**What to work on:** Copy out the data exactly, leaving the pictures behind.
::: Entries supplied
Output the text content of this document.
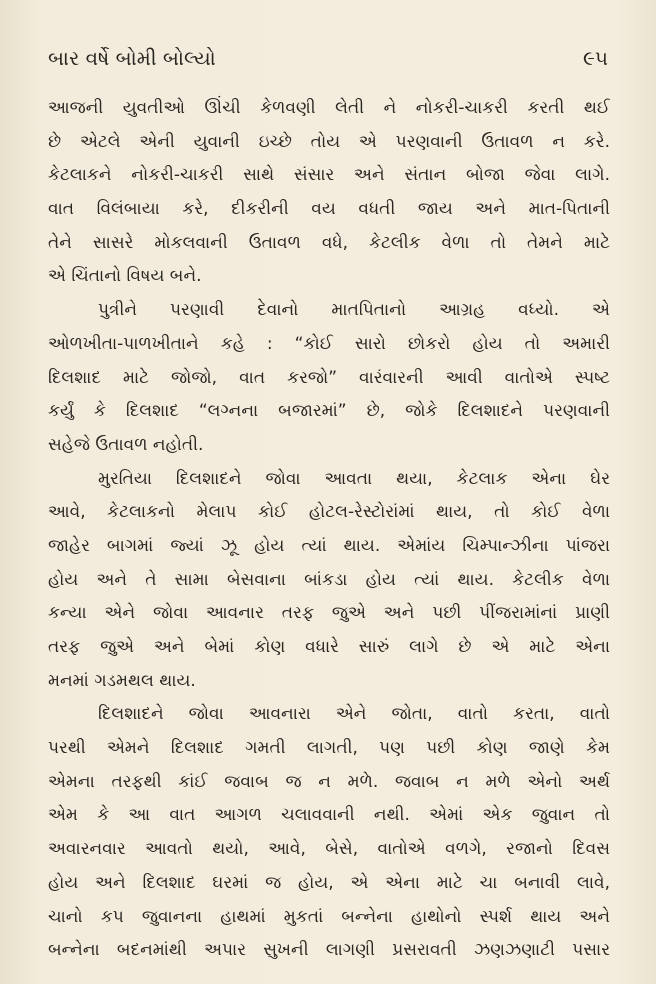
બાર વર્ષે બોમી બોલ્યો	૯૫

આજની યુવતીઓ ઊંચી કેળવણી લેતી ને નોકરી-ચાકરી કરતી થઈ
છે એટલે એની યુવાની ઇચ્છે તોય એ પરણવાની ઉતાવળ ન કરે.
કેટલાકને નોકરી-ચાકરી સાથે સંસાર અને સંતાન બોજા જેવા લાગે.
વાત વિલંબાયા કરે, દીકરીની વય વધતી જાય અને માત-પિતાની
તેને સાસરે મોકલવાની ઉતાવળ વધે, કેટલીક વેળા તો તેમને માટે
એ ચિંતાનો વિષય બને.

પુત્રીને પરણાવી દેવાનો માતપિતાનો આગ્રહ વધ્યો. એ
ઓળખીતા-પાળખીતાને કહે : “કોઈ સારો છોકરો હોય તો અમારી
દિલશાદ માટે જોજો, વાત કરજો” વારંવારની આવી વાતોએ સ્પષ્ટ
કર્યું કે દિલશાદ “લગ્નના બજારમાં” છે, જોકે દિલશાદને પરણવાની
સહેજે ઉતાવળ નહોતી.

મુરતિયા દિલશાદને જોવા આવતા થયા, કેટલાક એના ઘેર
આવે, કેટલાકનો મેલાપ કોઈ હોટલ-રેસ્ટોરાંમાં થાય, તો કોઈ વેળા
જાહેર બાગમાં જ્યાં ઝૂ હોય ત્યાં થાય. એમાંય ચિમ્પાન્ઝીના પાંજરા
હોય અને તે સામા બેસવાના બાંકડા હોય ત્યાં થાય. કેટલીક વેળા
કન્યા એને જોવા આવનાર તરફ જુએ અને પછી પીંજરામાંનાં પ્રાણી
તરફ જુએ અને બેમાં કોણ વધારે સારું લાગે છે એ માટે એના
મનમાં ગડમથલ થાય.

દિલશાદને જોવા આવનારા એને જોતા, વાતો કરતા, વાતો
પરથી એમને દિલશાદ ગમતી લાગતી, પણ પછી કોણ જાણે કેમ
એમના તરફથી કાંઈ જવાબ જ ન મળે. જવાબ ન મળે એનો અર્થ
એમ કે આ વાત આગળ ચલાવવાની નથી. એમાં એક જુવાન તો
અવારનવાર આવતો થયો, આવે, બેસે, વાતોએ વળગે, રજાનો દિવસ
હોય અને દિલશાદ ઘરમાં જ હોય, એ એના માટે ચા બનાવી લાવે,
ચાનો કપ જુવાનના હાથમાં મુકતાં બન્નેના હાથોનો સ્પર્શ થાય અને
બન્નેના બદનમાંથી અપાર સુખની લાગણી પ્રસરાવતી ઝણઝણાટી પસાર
::::::
**The completed task:**
Output the text content of this document.
બાર વર્ષે બોમી બોલ્યો	૯૫

આજની યુવતીઓ ઊંચી કેળવણી લેતી ને નોકરી-ચાકરી કરતી થઈ
છે એટલે એની યુવાની ઇચ્છે તોય એ પરણવાની ઉતાવળ ન કરે.
કેટલાકને નોકરી-ચાકરી સાથે સંસાર અને સંતાન બોજા જેવા લાગે.
વાત વિલંબાયા કરે, દીકરીની વય વધતી જાય અને માત-પિતાની
તેને સાસરે મોકલવાની ઉતાવળ વધે, કેટલીક વેળા તો તેમને માટે
એ ચિંતાનો વિષય બને.

પુત્રીને પરણાવી દેવાનો માતપિતાનો આગ્રહ વધ્યો. એ
ઓળખીતા-પાળખીતાને કહે : “કોઈ સારો છોકરો હોય તો અમારી
દિલશાદ માટે જોજો, વાત કરજો” વારંવારની આવી વાતોએ સ્પષ્ટ
કર્યું કે દિલશાદ “લગ્નના બજારમાં” છે, જોકે દિલશાદને પરણવાની
સહેજે ઉતાવળ નહોતી.

મુરતિયા દિલશાદને જોવા આવતા થયા, કેટલાક એના ઘેર
આવે, કેટલાકનો મેલાપ કોઈ હોટલ-રેસ્ટોરાંમાં થાય, તો કોઈ વેળા
જાહેર બાગમાં જ્યાં ઝૂ હોય ત્યાં થાય. એમાંય ચિમ્પાન્ઝીના પાંજરા
હોય અને તે સામા બેસવાના બાંકડા હોય ત્યાં થાય. કેટલીક વેળા
કન્યા એને જોવા આવનાર તરફ જુએ અને પછી પીંજરામાંનાં પ્રાણી
તરફ જુએ અને બેમાં કોણ વધારે સારું લાગે છે એ માટે એના
મનમાં ગડમથલ થાય.

દિલશાદને જોવા આવનારા એને જોતા, વાતો કરતા, વાતો
પરથી એમને દિલશાદ ગમતી લાગતી, પણ પછી કોણ જાણે કેમ
એમના તરફથી કાંઈ જવાબ જ ન મળે. જવાબ ન મળે એનો અર્થ
એમ કે આ વાત આગળ ચલાવવાની નથી. એમાં એક જુવાન તો
અવારનવાર આવતો થયો, આવે, બેસે, વાતોએ વળગે, રજાનો દિવસ
હોય અને દિલશાદ ઘરમાં જ હોય, એ એના માટે ચા બનાવી લાવે,
ચાનો કપ જુવાનના હાથમાં મુકતાં બન્નેના હાથોનો સ્પર્શ થાય અને
બન્નેના બદનમાંથી અપાર સુખની લાગણી પ્રસરાવતી ઝણઝણાટી પસાર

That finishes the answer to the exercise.